▶ **OBJECTIVE**: Can you copy out the data exactly? Leave the images out.
====== MATERIALS PROVIDED ======
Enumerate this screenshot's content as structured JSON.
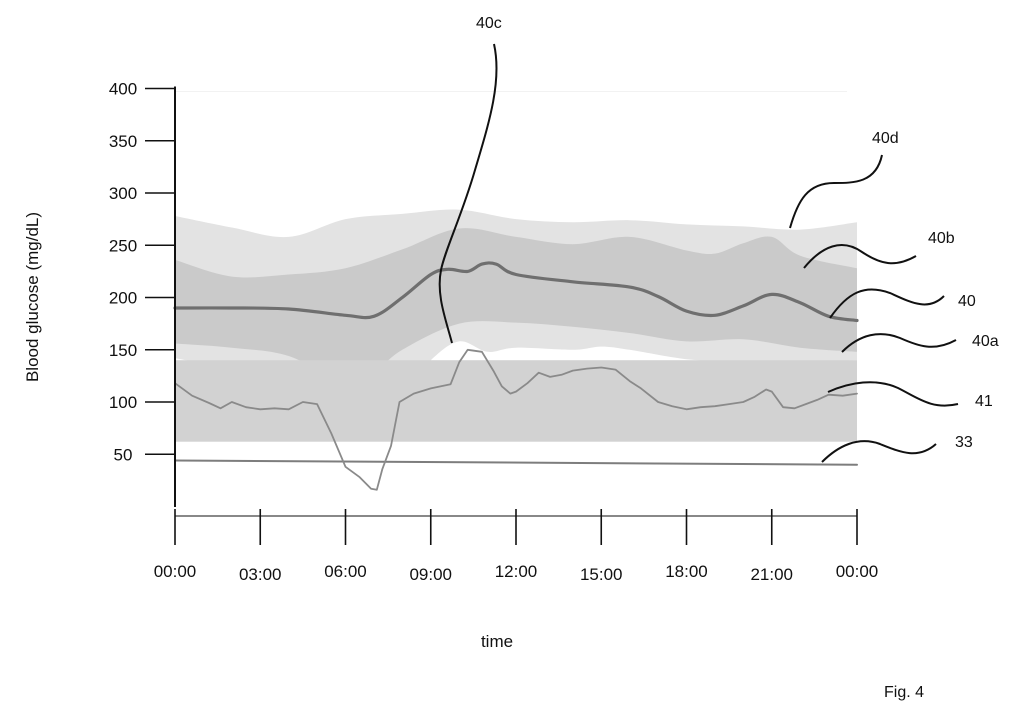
{
  "figure_label": "Fig. 4",
  "chart_data": {
    "type": "line",
    "title": "",
    "xlabel": "time",
    "ylabel": "Blood glucose (mg/dL)",
    "ylim": [
      0,
      400
    ],
    "xlim": [
      0,
      24
    ],
    "grid": false,
    "y_ticks": [
      {
        "value": 50,
        "label": "50"
      },
      {
        "value": 100,
        "label": "100"
      },
      {
        "value": 150,
        "label": "150"
      },
      {
        "value": 200,
        "label": "200"
      },
      {
        "value": 250,
        "label": "250"
      },
      {
        "value": 300,
        "label": "300"
      },
      {
        "value": 350,
        "label": "350"
      },
      {
        "value": 400,
        "label": "400"
      }
    ],
    "x_ticks": [
      {
        "value": 0,
        "label": "00:00"
      },
      {
        "value": 3,
        "label": "03:00"
      },
      {
        "value": 6,
        "label": "06:00"
      },
      {
        "value": 9,
        "label": "09:00"
      },
      {
        "value": 12,
        "label": "12:00"
      },
      {
        "value": 15,
        "label": "15:00"
      },
      {
        "value": 18,
        "label": "18:00"
      },
      {
        "value": 21,
        "label": "21:00"
      },
      {
        "value": 24,
        "label": "00:00"
      }
    ],
    "colors": {
      "outer_band": "#e3e3e3",
      "inner_band": "#c6c6c6",
      "target_band": "#d2d2d2",
      "median_line": "#6f6f6f",
      "cgm_line": "#8a8a8a",
      "threshold_line": "#7d7d7d",
      "axis": "#111111"
    },
    "bands": [
      {
        "ref": "40d",
        "upper": [
          [
            0,
            278
          ],
          [
            2,
            267
          ],
          [
            4,
            258
          ],
          [
            6,
            275
          ],
          [
            8,
            280
          ],
          [
            10,
            284
          ],
          [
            12,
            275
          ],
          [
            14,
            272
          ],
          [
            16,
            274
          ],
          [
            18,
            270
          ],
          [
            20,
            268
          ],
          [
            22,
            265
          ],
          [
            24,
            272
          ]
        ],
        "lower": [
          [
            0,
            142
          ],
          [
            2,
            130
          ],
          [
            4,
            105
          ],
          [
            6,
            85
          ],
          [
            8,
            108
          ],
          [
            9,
            140
          ],
          [
            10,
            158
          ],
          [
            11,
            148
          ],
          [
            12,
            152
          ],
          [
            14,
            150
          ],
          [
            15,
            153
          ],
          [
            16,
            150
          ],
          [
            18,
            141
          ],
          [
            20,
            138
          ],
          [
            22,
            139
          ],
          [
            24,
            140
          ]
        ]
      },
      {
        "ref": "40b",
        "upper": [
          [
            0,
            236
          ],
          [
            2,
            220
          ],
          [
            4,
            222
          ],
          [
            6,
            228
          ],
          [
            8,
            246
          ],
          [
            10,
            266
          ],
          [
            12,
            258
          ],
          [
            14,
            251
          ],
          [
            16,
            258
          ],
          [
            18,
            245
          ],
          [
            19,
            242
          ],
          [
            20,
            252
          ],
          [
            21,
            258
          ],
          [
            22,
            240
          ],
          [
            24,
            228
          ]
        ],
        "lower": [
          [
            0,
            156
          ],
          [
            2,
            152
          ],
          [
            4,
            144
          ],
          [
            6,
            118
          ],
          [
            7,
            128
          ],
          [
            8,
            150
          ],
          [
            10,
            175
          ],
          [
            12,
            176
          ],
          [
            14,
            172
          ],
          [
            16,
            166
          ],
          [
            18,
            158
          ],
          [
            20,
            160
          ],
          [
            22,
            152
          ],
          [
            24,
            148
          ]
        ]
      }
    ],
    "target_range": {
      "ref": "40a",
      "from": 62,
      "to": 140
    },
    "series": [
      {
        "ref": "40",
        "x": [
          0,
          2,
          4,
          6,
          7,
          8,
          9,
          9.6,
          10.3,
          10.8,
          11.3,
          12,
          14,
          16,
          17,
          18,
          19,
          20,
          21,
          22,
          23,
          24
        ],
        "values": [
          190,
          190,
          189,
          183,
          182,
          200,
          222,
          227,
          225,
          232,
          232,
          222,
          215,
          210,
          201,
          187,
          183,
          192,
          203,
          195,
          182,
          178
        ]
      },
      {
        "ref": "41",
        "x": [
          0,
          0.6,
          1.2,
          1.6,
          2,
          2.5,
          3,
          3.5,
          4,
          4.5,
          5,
          5.5,
          6,
          6.5,
          6.9,
          7.1,
          7.3,
          7.6,
          7.9,
          8.4,
          9,
          9.7,
          10,
          10.3,
          10.8,
          11.2,
          11.5,
          11.8,
          12,
          12.4,
          12.8,
          13.2,
          13.6,
          14,
          14.5,
          15,
          15.5,
          16,
          16.4,
          17,
          17.5,
          18,
          18.5,
          19,
          19.5,
          20,
          20.4,
          20.8,
          21,
          21.4,
          21.8,
          22.2,
          22.6,
          23,
          23.5,
          24
        ],
        "values": [
          118,
          106,
          99,
          94,
          100,
          95,
          93,
          94,
          93,
          100,
          98,
          70,
          38,
          28,
          17,
          16,
          36,
          58,
          100,
          108,
          113,
          117,
          138,
          150,
          148,
          130,
          115,
          108,
          110,
          118,
          128,
          124,
          126,
          130,
          132,
          133,
          131,
          120,
          113,
          100,
          96,
          93,
          95,
          96,
          98,
          100,
          105,
          112,
          110,
          95,
          94,
          98,
          102,
          107,
          106,
          108
        ]
      },
      {
        "ref": "33",
        "x": [
          0,
          24
        ],
        "values": [
          44,
          40
        ]
      }
    ],
    "annotations": [
      {
        "label": "40c",
        "target": "09:00–12:00 band gap"
      },
      {
        "label": "40d",
        "target": "outer band"
      },
      {
        "label": "40b",
        "target": "inner band"
      },
      {
        "label": "40",
        "target": "median curve"
      },
      {
        "label": "40a",
        "target": "target range"
      },
      {
        "label": "41",
        "target": "glucose trace"
      },
      {
        "label": "33",
        "target": "threshold line"
      }
    ]
  }
}
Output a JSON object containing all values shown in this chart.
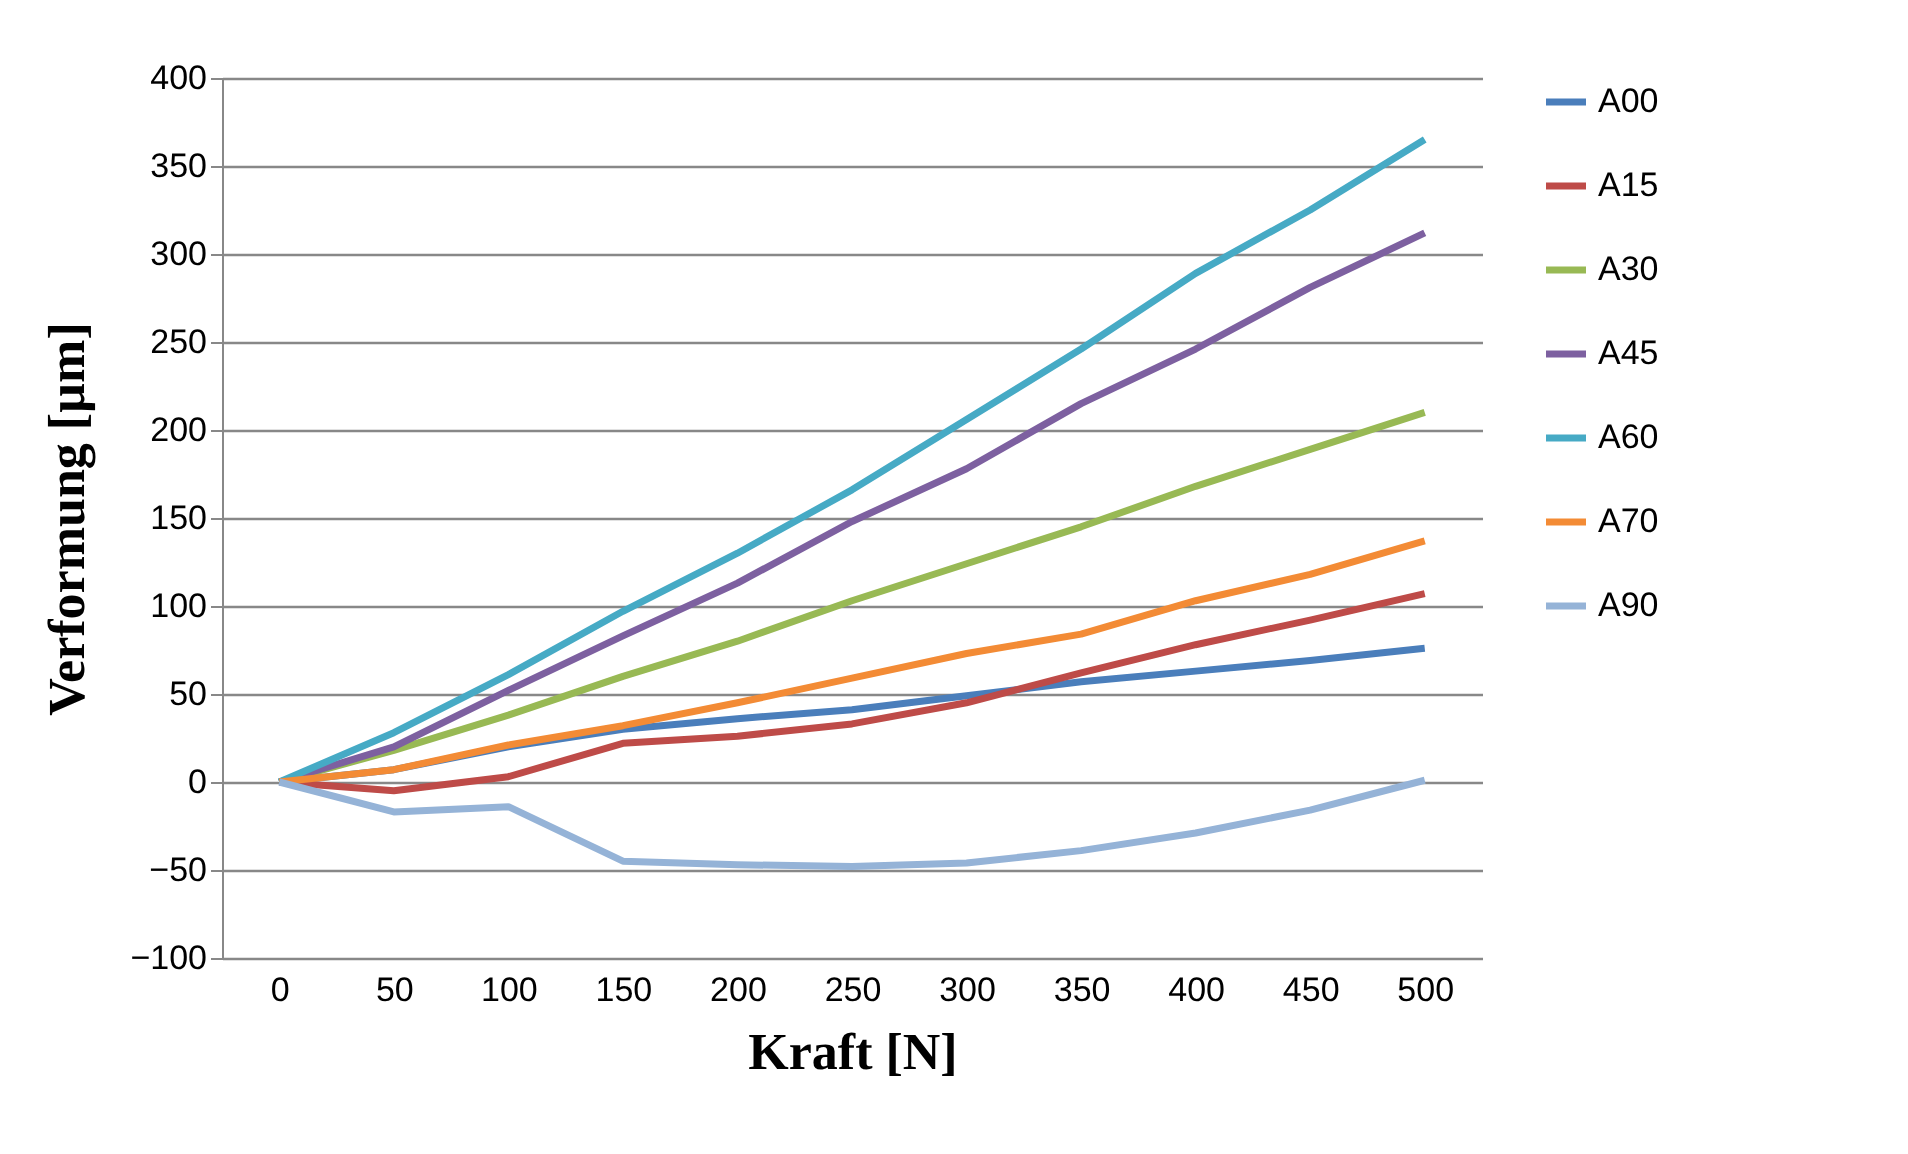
{
  "chart_data": {
    "type": "line",
    "xlabel": "Kraft [N]",
    "ylabel": "Verformung [µm]",
    "categories": [
      "0",
      "50",
      "100",
      "150",
      "200",
      "250",
      "300",
      "350",
      "400",
      "450",
      "500"
    ],
    "ylim": [
      -100,
      400
    ],
    "yticks": [
      -100,
      -50,
      0,
      50,
      100,
      150,
      200,
      250,
      300,
      350,
      400
    ],
    "grid": "y",
    "legend": "right",
    "marker": "none",
    "line_style": "solid",
    "series": [
      {
        "name": "A00",
        "color": "#4a7ebb",
        "values": [
          0,
          7,
          20,
          30,
          36,
          41,
          49,
          57,
          63,
          69,
          76
        ]
      },
      {
        "name": "A15",
        "color": "#be4b48",
        "values": [
          0,
          -5,
          3,
          22,
          26,
          33,
          45,
          62,
          78,
          92,
          107
        ]
      },
      {
        "name": "A30",
        "color": "#98b954",
        "values": [
          0,
          18,
          38,
          60,
          80,
          103,
          124,
          145,
          168,
          189,
          210
        ]
      },
      {
        "name": "A45",
        "color": "#7d60a0",
        "values": [
          0,
          20,
          52,
          83,
          113,
          148,
          178,
          215,
          246,
          281,
          312
        ]
      },
      {
        "name": "A60",
        "color": "#46aac5",
        "values": [
          0,
          28,
          61,
          97,
          130,
          166,
          206,
          246,
          289,
          325,
          365
        ]
      },
      {
        "name": "A70",
        "color": "#f38b35",
        "values": [
          0,
          7,
          21,
          32,
          45,
          59,
          73,
          84,
          103,
          118,
          137
        ]
      },
      {
        "name": "A90",
        "color": "#95b3d7",
        "values": [
          0,
          -17,
          -14,
          -45,
          -47,
          -48,
          -46,
          -39,
          -29,
          -16,
          1
        ]
      }
    ]
  }
}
======
▶ **WRITTEN ANSWER**:
Enumerate this screenshot's content as structured JSON.
{
  "figure_label": "Fig. 4",
  "chart_data": {
    "type": "line",
    "title": "",
    "xlabel": "time",
    "ylabel": "Blood glucose (mg/dL)",
    "ylim": [
      0,
      400
    ],
    "xlim": [
      0,
      24
    ],
    "grid": false,
    "y_ticks": [
      {
        "value": 50,
        "label": "50"
      },
      {
        "value": 100,
        "label": "100"
      },
      {
        "value": 150,
        "label": "150"
      },
      {
        "value": 200,
        "label": "200"
      },
      {
        "value": 250,
        "label": "250"
      },
      {
        "value": 300,
        "label": "300"
      },
      {
        "value": 350,
        "label": "350"
      },
      {
        "value": 400,
        "label": "400"
      }
    ],
    "x_ticks": [
      {
        "value": 0,
        "label": "00:00"
      },
      {
        "value": 3,
        "label": "03:00"
      },
      {
        "value": 6,
        "label": "06:00"
      },
      {
        "value": 9,
        "label": "09:00"
      },
      {
        "value": 12,
        "label": "12:00"
      },
      {
        "value": 15,
        "label": "15:00"
      },
      {
        "value": 18,
        "label": "18:00"
      },
      {
        "value": 21,
        "label": "21:00"
      },
      {
        "value": 24,
        "label": "00:00"
      }
    ],
    "colors": {
      "outer_band": "#e3e3e3",
      "inner_band": "#c6c6c6",
      "target_band": "#d2d2d2",
      "median_line": "#6f6f6f",
      "cgm_line": "#8a8a8a",
      "threshold_line": "#7d7d7d",
      "axis": "#111111"
    },
    "bands": [
      {
        "ref": "40d",
        "upper": [
          [
            0,
            278
          ],
          [
            2,
            267
          ],
          [
            4,
            258
          ],
          [
            6,
            275
          ],
          [
            8,
            280
          ],
          [
            10,
            284
          ],
          [
            12,
            275
          ],
          [
            14,
            272
          ],
          [
            16,
            274
          ],
          [
            18,
            270
          ],
          [
            20,
            268
          ],
          [
            22,
            265
          ],
          [
            24,
            272
          ]
        ],
        "lower": [
          [
            0,
            142
          ],
          [
            2,
            130
          ],
          [
            4,
            105
          ],
          [
            6,
            85
          ],
          [
            8,
            108
          ],
          [
            9,
            140
          ],
          [
            10,
            158
          ],
          [
            11,
            148
          ],
          [
            12,
            152
          ],
          [
            14,
            150
          ],
          [
            15,
            153
          ],
          [
            16,
            150
          ],
          [
            18,
            141
          ],
          [
            20,
            138
          ],
          [
            22,
            139
          ],
          [
            24,
            140
          ]
        ]
      },
      {
        "ref": "40b",
        "upper": [
          [
            0,
            236
          ],
          [
            2,
            220
          ],
          [
            4,
            222
          ],
          [
            6,
            228
          ],
          [
            8,
            246
          ],
          [
            10,
            266
          ],
          [
            12,
            258
          ],
          [
            14,
            251
          ],
          [
            16,
            258
          ],
          [
            18,
            245
          ],
          [
            19,
            242
          ],
          [
            20,
            252
          ],
          [
            21,
            258
          ],
          [
            22,
            240
          ],
          [
            24,
            228
          ]
        ],
        "lower": [
          [
            0,
            156
          ],
          [
            2,
            152
          ],
          [
            4,
            144
          ],
          [
            6,
            118
          ],
          [
            7,
            128
          ],
          [
            8,
            150
          ],
          [
            10,
            175
          ],
          [
            12,
            176
          ],
          [
            14,
            172
          ],
          [
            16,
            166
          ],
          [
            18,
            158
          ],
          [
            20,
            160
          ],
          [
            22,
            152
          ],
          [
            24,
            148
          ]
        ]
      }
    ],
    "target_range": {
      "ref": "40a",
      "from": 62,
      "to": 140
    },
    "series": [
      {
        "ref": "40",
        "x": [
          0,
          2,
          4,
          6,
          7,
          8,
          9,
          9.6,
          10.3,
          10.8,
          11.3,
          12,
          14,
          16,
          17,
          18,
          19,
          20,
          21,
          22,
          23,
          24
        ],
        "values": [
          190,
          190,
          189,
          183,
          182,
          200,
          222,
          227,
          225,
          232,
          232,
          222,
          215,
          210,
          201,
          187,
          183,
          192,
          203,
          195,
          182,
          178
        ]
      },
      {
        "ref": "41",
        "x": [
          0,
          0.6,
          1.2,
          1.6,
          2,
          2.5,
          3,
          3.5,
          4,
          4.5,
          5,
          5.5,
          6,
          6.5,
          6.9,
          7.1,
          7.3,
          7.6,
          7.9,
          8.4,
          9,
          9.7,
          10,
          10.3,
          10.8,
          11.2,
          11.5,
          11.8,
          12,
          12.4,
          12.8,
          13.2,
          13.6,
          14,
          14.5,
          15,
          15.5,
          16,
          16.4,
          17,
          17.5,
          18,
          18.5,
          19,
          19.5,
          20,
          20.4,
          20.8,
          21,
          21.4,
          21.8,
          22.2,
          22.6,
          23,
          23.5,
          24
        ],
        "values": [
          118,
          106,
          99,
          94,
          100,
          95,
          93,
          94,
          93,
          100,
          98,
          70,
          38,
          28,
          17,
          16,
          36,
          58,
          100,
          108,
          113,
          117,
          138,
          150,
          148,
          130,
          115,
          108,
          110,
          118,
          128,
          124,
          126,
          130,
          132,
          133,
          131,
          120,
          113,
          100,
          96,
          93,
          95,
          96,
          98,
          100,
          105,
          112,
          110,
          95,
          94,
          98,
          102,
          107,
          106,
          108
        ]
      },
      {
        "ref": "33",
        "x": [
          0,
          24
        ],
        "values": [
          44,
          40
        ]
      }
    ],
    "annotations": [
      {
        "label": "40c",
        "target": "09:00–12:00 band gap"
      },
      {
        "label": "40d",
        "target": "outer band"
      },
      {
        "label": "40b",
        "target": "inner band"
      },
      {
        "label": "40",
        "target": "median curve"
      },
      {
        "label": "40a",
        "target": "target range"
      },
      {
        "label": "41",
        "target": "glucose trace"
      },
      {
        "label": "33",
        "target": "threshold line"
      }
    ]
  }
}
Output a JSON object containing all values shown in this chart.
{
  "chart_data": {
    "type": "line",
    "xlabel": "Kraft [N]",
    "ylabel": "Verformung [µm]",
    "categories": [
      "0",
      "50",
      "100",
      "150",
      "200",
      "250",
      "300",
      "350",
      "400",
      "450",
      "500"
    ],
    "ylim": [
      -100,
      400
    ],
    "yticks": [
      -100,
      -50,
      0,
      50,
      100,
      150,
      200,
      250,
      300,
      350,
      400
    ],
    "grid": "y",
    "legend": "right",
    "marker": "none",
    "line_style": "solid",
    "series": [
      {
        "name": "A00",
        "color": "#4a7ebb",
        "values": [
          0,
          7,
          20,
          30,
          36,
          41,
          49,
          57,
          63,
          69,
          76
        ]
      },
      {
        "name": "A15",
        "color": "#be4b48",
        "values": [
          0,
          -5,
          3,
          22,
          26,
          33,
          45,
          62,
          78,
          92,
          107
        ]
      },
      {
        "name": "A30",
        "color": "#98b954",
        "values": [
          0,
          18,
          38,
          60,
          80,
          103,
          124,
          145,
          168,
          189,
          210
        ]
      },
      {
        "name": "A45",
        "color": "#7d60a0",
        "values": [
          0,
          20,
          52,
          83,
          113,
          148,
          178,
          215,
          246,
          281,
          312
        ]
      },
      {
        "name": "A60",
        "color": "#46aac5",
        "values": [
          0,
          28,
          61,
          97,
          130,
          166,
          206,
          246,
          289,
          325,
          365
        ]
      },
      {
        "name": "A70",
        "color": "#f38b35",
        "values": [
          0,
          7,
          21,
          32,
          45,
          59,
          73,
          84,
          103,
          118,
          137
        ]
      },
      {
        "name": "A90",
        "color": "#95b3d7",
        "values": [
          0,
          -17,
          -14,
          -45,
          -47,
          -48,
          -46,
          -39,
          -29,
          -16,
          1
        ]
      }
    ]
  }
}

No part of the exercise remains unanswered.